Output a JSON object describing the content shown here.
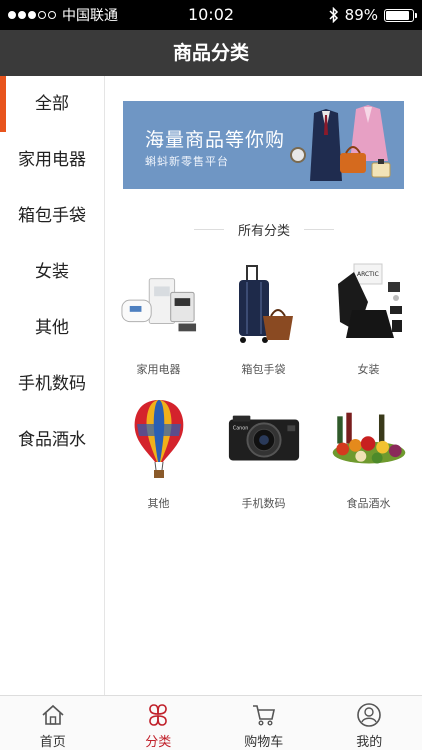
{
  "status_bar": {
    "carrier": "中国联通",
    "time": "10:02",
    "battery_percent": "89%",
    "battery_level": 0.89
  },
  "nav": {
    "title": "商品分类"
  },
  "sidebar": {
    "items": [
      {
        "label": "全部",
        "active": true
      },
      {
        "label": "家用电器",
        "active": false
      },
      {
        "label": "箱包手袋",
        "active": false
      },
      {
        "label": "女装",
        "active": false
      },
      {
        "label": "其他",
        "active": false
      },
      {
        "label": "手机数码",
        "active": false
      },
      {
        "label": "食品酒水",
        "active": false
      }
    ],
    "accent_color": "#e8541d"
  },
  "banner": {
    "title": "海量商品等你购",
    "subtitle": "蝌蚪新零售平台"
  },
  "section": {
    "title": "所有分类"
  },
  "categories": [
    {
      "label": "家用电器",
      "icon": "appliances-image"
    },
    {
      "label": "箱包手袋",
      "icon": "luggage-image"
    },
    {
      "label": "女装",
      "icon": "womens-clothing-image"
    },
    {
      "label": "其他",
      "icon": "hot-air-balloon-image"
    },
    {
      "label": "手机数码",
      "icon": "camera-image"
    },
    {
      "label": "食品酒水",
      "icon": "food-drinks-image"
    }
  ],
  "tab_bar": {
    "tabs": [
      {
        "label": "首页",
        "icon": "home-icon",
        "active": false
      },
      {
        "label": "分类",
        "icon": "category-icon",
        "active": true
      },
      {
        "label": "购物车",
        "icon": "cart-icon",
        "active": false
      },
      {
        "label": "我的",
        "icon": "profile-icon",
        "active": false
      }
    ],
    "active_color": "#c0202a"
  }
}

Exercise brief: Copy the entries above faithfully and omit every image.

Written solution:
Output a JSON object describing the content shown here.
{
  "status_bar": {
    "carrier": "中国联通",
    "time": "10:02",
    "battery_percent": "89%",
    "battery_level": 0.89
  },
  "nav": {
    "title": "商品分类"
  },
  "sidebar": {
    "items": [
      {
        "label": "全部",
        "active": true
      },
      {
        "label": "家用电器",
        "active": false
      },
      {
        "label": "箱包手袋",
        "active": false
      },
      {
        "label": "女装",
        "active": false
      },
      {
        "label": "其他",
        "active": false
      },
      {
        "label": "手机数码",
        "active": false
      },
      {
        "label": "食品酒水",
        "active": false
      }
    ],
    "accent_color": "#e8541d"
  },
  "banner": {
    "title": "海量商品等你购",
    "subtitle": "蝌蚪新零售平台"
  },
  "section": {
    "title": "所有分类"
  },
  "categories": [
    {
      "label": "家用电器",
      "icon": "appliances-image"
    },
    {
      "label": "箱包手袋",
      "icon": "luggage-image"
    },
    {
      "label": "女装",
      "icon": "womens-clothing-image"
    },
    {
      "label": "其他",
      "icon": "hot-air-balloon-image"
    },
    {
      "label": "手机数码",
      "icon": "camera-image"
    },
    {
      "label": "食品酒水",
      "icon": "food-drinks-image"
    }
  ],
  "tab_bar": {
    "tabs": [
      {
        "label": "首页",
        "icon": "home-icon",
        "active": false
      },
      {
        "label": "分类",
        "icon": "category-icon",
        "active": true
      },
      {
        "label": "购物车",
        "icon": "cart-icon",
        "active": false
      },
      {
        "label": "我的",
        "icon": "profile-icon",
        "active": false
      }
    ],
    "active_color": "#c0202a"
  }
}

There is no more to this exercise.